▶ _What to do_
Rewrite the entries below with every "bar-value-label" renamed to "bar-annotation" and everything else unchanged. Leave the pictures out of your answer.

▶ _Record list_

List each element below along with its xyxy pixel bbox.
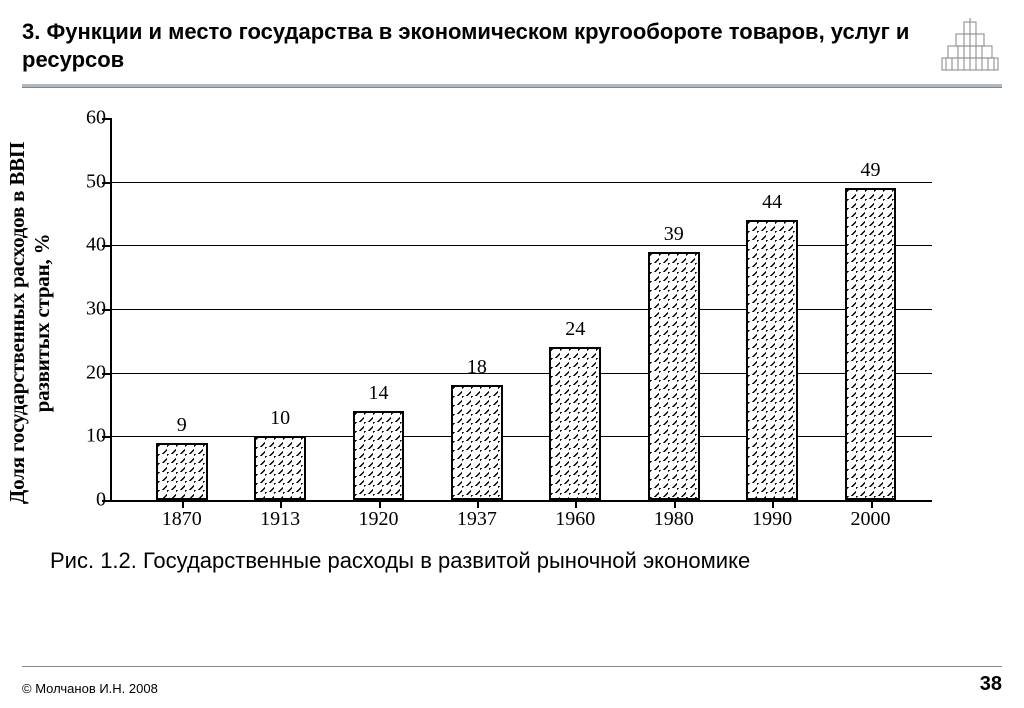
x-tick-label: 1960 (555, 508, 595, 531)
y-tick-label: 10 (66, 425, 106, 448)
y-axis-label: Доля государственных расходов в ВВПразви… (5, 142, 55, 504)
x-tick (182, 500, 184, 508)
x-tick (280, 500, 282, 508)
university-logo-icon (938, 18, 1002, 74)
gdp-expenditure-chart: Доля государственных расходов в ВВПразви… (32, 108, 942, 538)
x-tick (575, 500, 577, 508)
bar (353, 411, 405, 500)
y-tick-label: 50 (66, 170, 106, 193)
x-tick-label: 1937 (457, 508, 497, 531)
bar-value-label: 9 (152, 414, 212, 437)
x-tick-label: 2000 (851, 508, 891, 531)
y-tick-label: 40 (66, 234, 106, 257)
bar-value-label: 14 (349, 382, 409, 405)
x-tick-label: 1913 (260, 508, 300, 531)
bar-value-label: 39 (644, 223, 704, 246)
bar (746, 220, 798, 500)
page-number: 38 (980, 673, 1002, 696)
bar-value-label: 10 (250, 407, 310, 430)
y-tick-label: 60 (66, 107, 106, 130)
bar (254, 436, 306, 500)
x-tick-label: 1990 (752, 508, 792, 531)
figure-caption: Рис. 1.2. Государственные расходы в разв… (50, 548, 1002, 574)
x-tick (871, 500, 873, 508)
bar (648, 252, 700, 500)
bar (549, 347, 601, 500)
copyright-text: © Молчанов И.Н. 2008 (22, 681, 158, 696)
plot-area: 0102030405060 91870101913141920181937241… (110, 118, 932, 502)
bar (156, 443, 208, 500)
x-tick (379, 500, 381, 508)
page-title: 3. Функции и место государства в экономи… (22, 18, 926, 73)
bar-value-label: 24 (545, 318, 605, 341)
bar-value-label: 18 (447, 356, 507, 379)
x-tick (772, 500, 774, 508)
x-tick-label: 1980 (654, 508, 694, 531)
y-tick-label: 0 (66, 489, 106, 512)
x-tick (674, 500, 676, 508)
x-tick-label: 1870 (162, 508, 202, 531)
x-tick (477, 500, 479, 508)
bar (845, 188, 897, 500)
y-tick-label: 30 (66, 298, 106, 321)
header-divider (22, 84, 1002, 88)
bar-value-label: 49 (841, 159, 901, 182)
x-tick-label: 1920 (359, 508, 399, 531)
bar-value-label: 44 (742, 191, 802, 214)
bar (451, 385, 503, 500)
y-tick-label: 20 (66, 361, 106, 384)
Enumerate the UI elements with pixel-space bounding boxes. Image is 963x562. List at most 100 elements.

▶ _Reply to the exercise_
List each element below along with its xyxy pixel bbox.
x-tick-label: 1960 (555, 508, 595, 531)
y-tick-label: 10 (66, 425, 106, 448)
y-axis-label: Доля государственных расходов в ВВПразви… (5, 142, 55, 504)
x-tick (182, 500, 184, 508)
x-tick (280, 500, 282, 508)
university-logo-icon (938, 18, 1002, 74)
gdp-expenditure-chart: Доля государственных расходов в ВВПразви… (32, 108, 942, 538)
x-tick (575, 500, 577, 508)
bar (353, 411, 405, 500)
y-tick-label: 50 (66, 170, 106, 193)
x-tick-label: 1937 (457, 508, 497, 531)
bar-annotation: 9 (152, 414, 212, 437)
x-tick-label: 2000 (851, 508, 891, 531)
y-tick-label: 40 (66, 234, 106, 257)
bar-annotation: 14 (349, 382, 409, 405)
x-tick-label: 1913 (260, 508, 300, 531)
bar-annotation: 39 (644, 223, 704, 246)
bar (746, 220, 798, 500)
page-number: 38 (980, 673, 1002, 696)
bar-annotation: 10 (250, 407, 310, 430)
y-tick-label: 60 (66, 107, 106, 130)
bar (254, 436, 306, 500)
x-tick-label: 1990 (752, 508, 792, 531)
figure-caption: Рис. 1.2. Государственные расходы в разв… (50, 548, 1002, 574)
x-tick (871, 500, 873, 508)
bar (648, 252, 700, 500)
bar (549, 347, 601, 500)
copyright-text: © Молчанов И.Н. 2008 (22, 681, 158, 696)
plot-area: 0102030405060 91870101913141920181937241… (110, 118, 932, 502)
bar (156, 443, 208, 500)
x-tick (379, 500, 381, 508)
page-title: 3. Функции и место государства в экономи… (22, 18, 926, 73)
bar-annotation: 24 (545, 318, 605, 341)
bar-annotation: 18 (447, 356, 507, 379)
x-tick (772, 500, 774, 508)
x-tick-label: 1980 (654, 508, 694, 531)
y-tick-label: 0 (66, 489, 106, 512)
x-tick (674, 500, 676, 508)
x-tick-label: 1870 (162, 508, 202, 531)
x-tick (477, 500, 479, 508)
bar (845, 188, 897, 500)
y-tick-label: 30 (66, 298, 106, 321)
header-divider (22, 84, 1002, 88)
bar-annotation: 49 (841, 159, 901, 182)
x-tick-label: 1920 (359, 508, 399, 531)
bar-annotation: 44 (742, 191, 802, 214)
bar (451, 385, 503, 500)
y-tick-label: 20 (66, 361, 106, 384)
Enumerate the UI elements with pixel-space bounding boxes. Image is 963x562. List at most 100 elements.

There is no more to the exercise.